**Work to complete:**
Find every line with the word "Эссе". Copy those lines.

─── Provided material ───

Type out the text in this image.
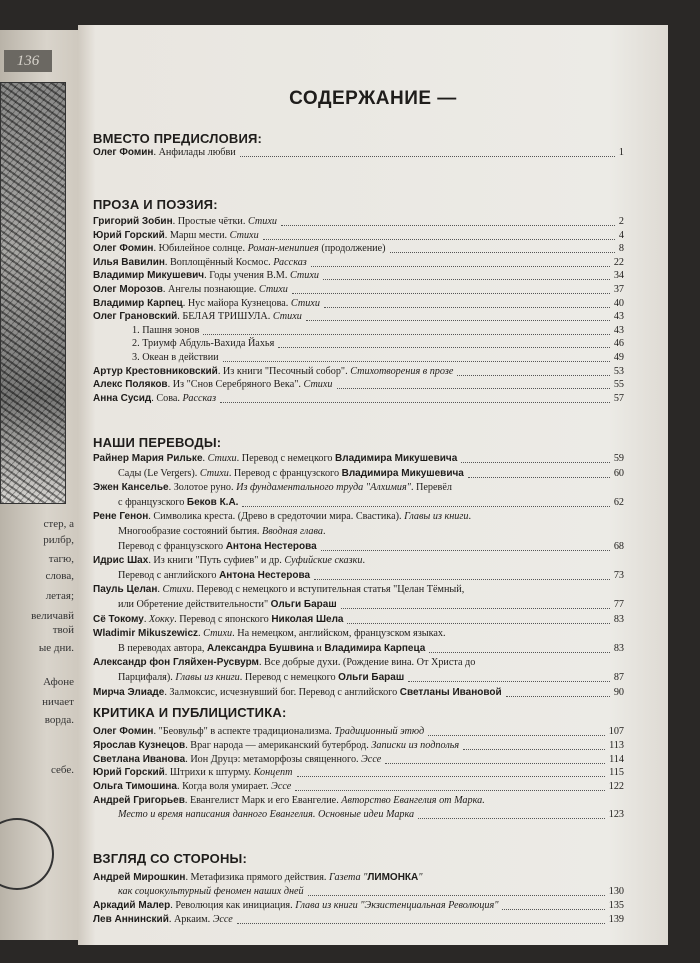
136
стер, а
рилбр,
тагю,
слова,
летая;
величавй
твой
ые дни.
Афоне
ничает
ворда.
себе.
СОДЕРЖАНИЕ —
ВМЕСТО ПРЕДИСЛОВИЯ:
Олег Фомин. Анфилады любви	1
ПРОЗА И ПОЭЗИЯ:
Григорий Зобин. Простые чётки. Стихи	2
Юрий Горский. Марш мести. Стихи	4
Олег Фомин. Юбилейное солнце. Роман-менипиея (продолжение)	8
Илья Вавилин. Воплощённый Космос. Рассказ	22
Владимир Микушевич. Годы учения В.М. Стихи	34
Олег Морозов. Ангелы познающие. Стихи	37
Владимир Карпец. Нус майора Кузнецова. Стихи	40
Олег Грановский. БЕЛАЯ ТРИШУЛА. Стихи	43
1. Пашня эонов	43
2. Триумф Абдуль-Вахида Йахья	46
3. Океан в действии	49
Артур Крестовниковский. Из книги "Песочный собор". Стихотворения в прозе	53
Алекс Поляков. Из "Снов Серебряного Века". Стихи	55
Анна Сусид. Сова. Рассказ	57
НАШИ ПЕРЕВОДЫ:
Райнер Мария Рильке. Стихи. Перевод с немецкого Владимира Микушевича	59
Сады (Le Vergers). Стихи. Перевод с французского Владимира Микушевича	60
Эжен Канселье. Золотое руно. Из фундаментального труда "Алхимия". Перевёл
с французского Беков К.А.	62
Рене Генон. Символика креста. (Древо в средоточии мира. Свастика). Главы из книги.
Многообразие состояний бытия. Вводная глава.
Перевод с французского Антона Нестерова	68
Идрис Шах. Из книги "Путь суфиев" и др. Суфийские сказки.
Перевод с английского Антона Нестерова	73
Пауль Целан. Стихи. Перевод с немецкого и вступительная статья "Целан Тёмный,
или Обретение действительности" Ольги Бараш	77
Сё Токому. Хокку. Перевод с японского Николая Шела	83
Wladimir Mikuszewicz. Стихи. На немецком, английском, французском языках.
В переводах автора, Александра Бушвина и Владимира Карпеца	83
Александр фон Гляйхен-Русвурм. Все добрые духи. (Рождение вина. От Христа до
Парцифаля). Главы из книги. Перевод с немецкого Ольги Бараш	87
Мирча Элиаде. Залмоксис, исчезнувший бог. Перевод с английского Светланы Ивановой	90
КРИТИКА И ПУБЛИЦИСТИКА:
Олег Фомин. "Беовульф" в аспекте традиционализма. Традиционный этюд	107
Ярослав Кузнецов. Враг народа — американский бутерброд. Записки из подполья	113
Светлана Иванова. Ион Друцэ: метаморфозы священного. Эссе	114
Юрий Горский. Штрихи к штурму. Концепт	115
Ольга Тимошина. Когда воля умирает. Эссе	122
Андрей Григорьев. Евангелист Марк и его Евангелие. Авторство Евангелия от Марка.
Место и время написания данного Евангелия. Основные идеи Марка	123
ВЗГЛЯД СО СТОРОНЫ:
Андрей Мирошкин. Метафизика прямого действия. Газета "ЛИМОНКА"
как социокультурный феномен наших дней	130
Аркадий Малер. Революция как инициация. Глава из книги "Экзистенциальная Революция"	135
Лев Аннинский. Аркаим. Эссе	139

───
─── Provided material ───

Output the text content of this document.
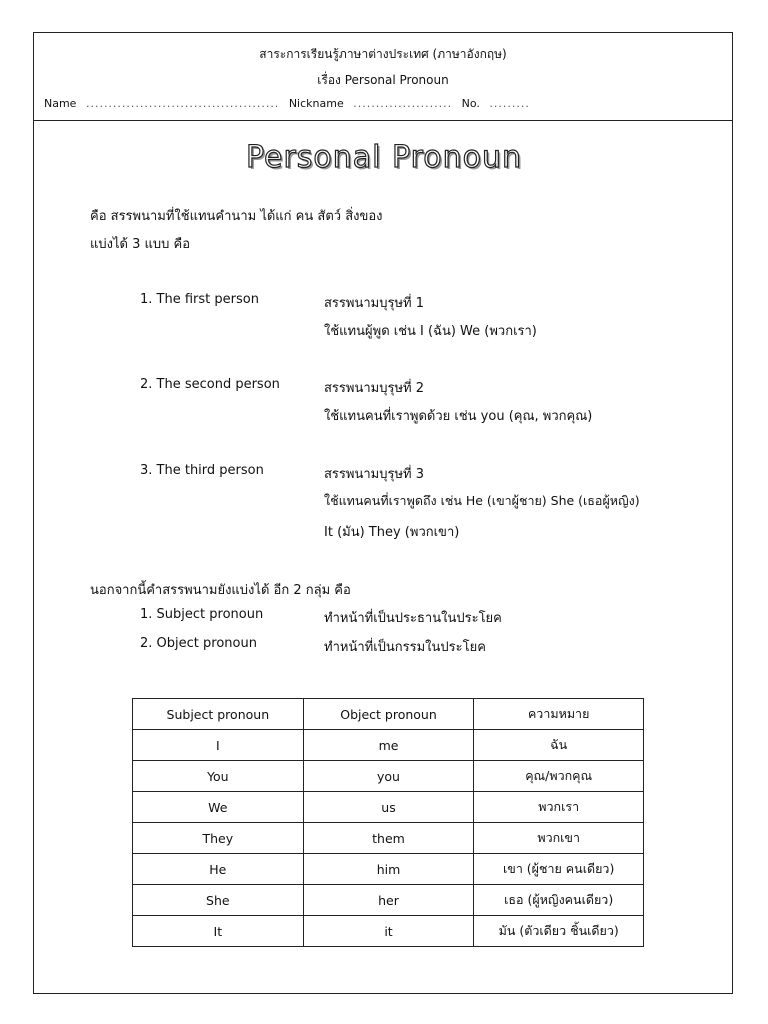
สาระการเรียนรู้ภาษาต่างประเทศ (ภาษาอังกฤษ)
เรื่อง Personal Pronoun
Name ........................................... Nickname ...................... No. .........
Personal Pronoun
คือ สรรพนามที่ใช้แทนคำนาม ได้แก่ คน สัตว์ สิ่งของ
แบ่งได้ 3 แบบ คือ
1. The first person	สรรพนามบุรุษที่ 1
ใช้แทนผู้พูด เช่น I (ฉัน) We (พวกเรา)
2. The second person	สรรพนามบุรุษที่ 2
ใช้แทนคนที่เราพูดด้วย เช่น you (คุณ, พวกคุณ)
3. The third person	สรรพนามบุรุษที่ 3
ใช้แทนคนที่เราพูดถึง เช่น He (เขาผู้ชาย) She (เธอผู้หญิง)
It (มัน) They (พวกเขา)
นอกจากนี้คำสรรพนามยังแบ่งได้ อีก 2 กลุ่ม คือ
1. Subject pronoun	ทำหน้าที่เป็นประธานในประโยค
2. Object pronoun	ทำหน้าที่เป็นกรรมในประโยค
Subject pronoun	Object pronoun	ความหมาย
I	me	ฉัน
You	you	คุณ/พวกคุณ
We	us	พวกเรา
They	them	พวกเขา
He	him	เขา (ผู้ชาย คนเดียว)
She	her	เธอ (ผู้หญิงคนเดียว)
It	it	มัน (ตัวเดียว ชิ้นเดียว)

───

**Exercise output:**
Светлана Иванова. Ион Друцэ: метаморфозы священного. Эссе	114
Ольга Тимошина. Когда воля умирает. Эссе	122
Лев Аннинский. Аркаим. Эссе	139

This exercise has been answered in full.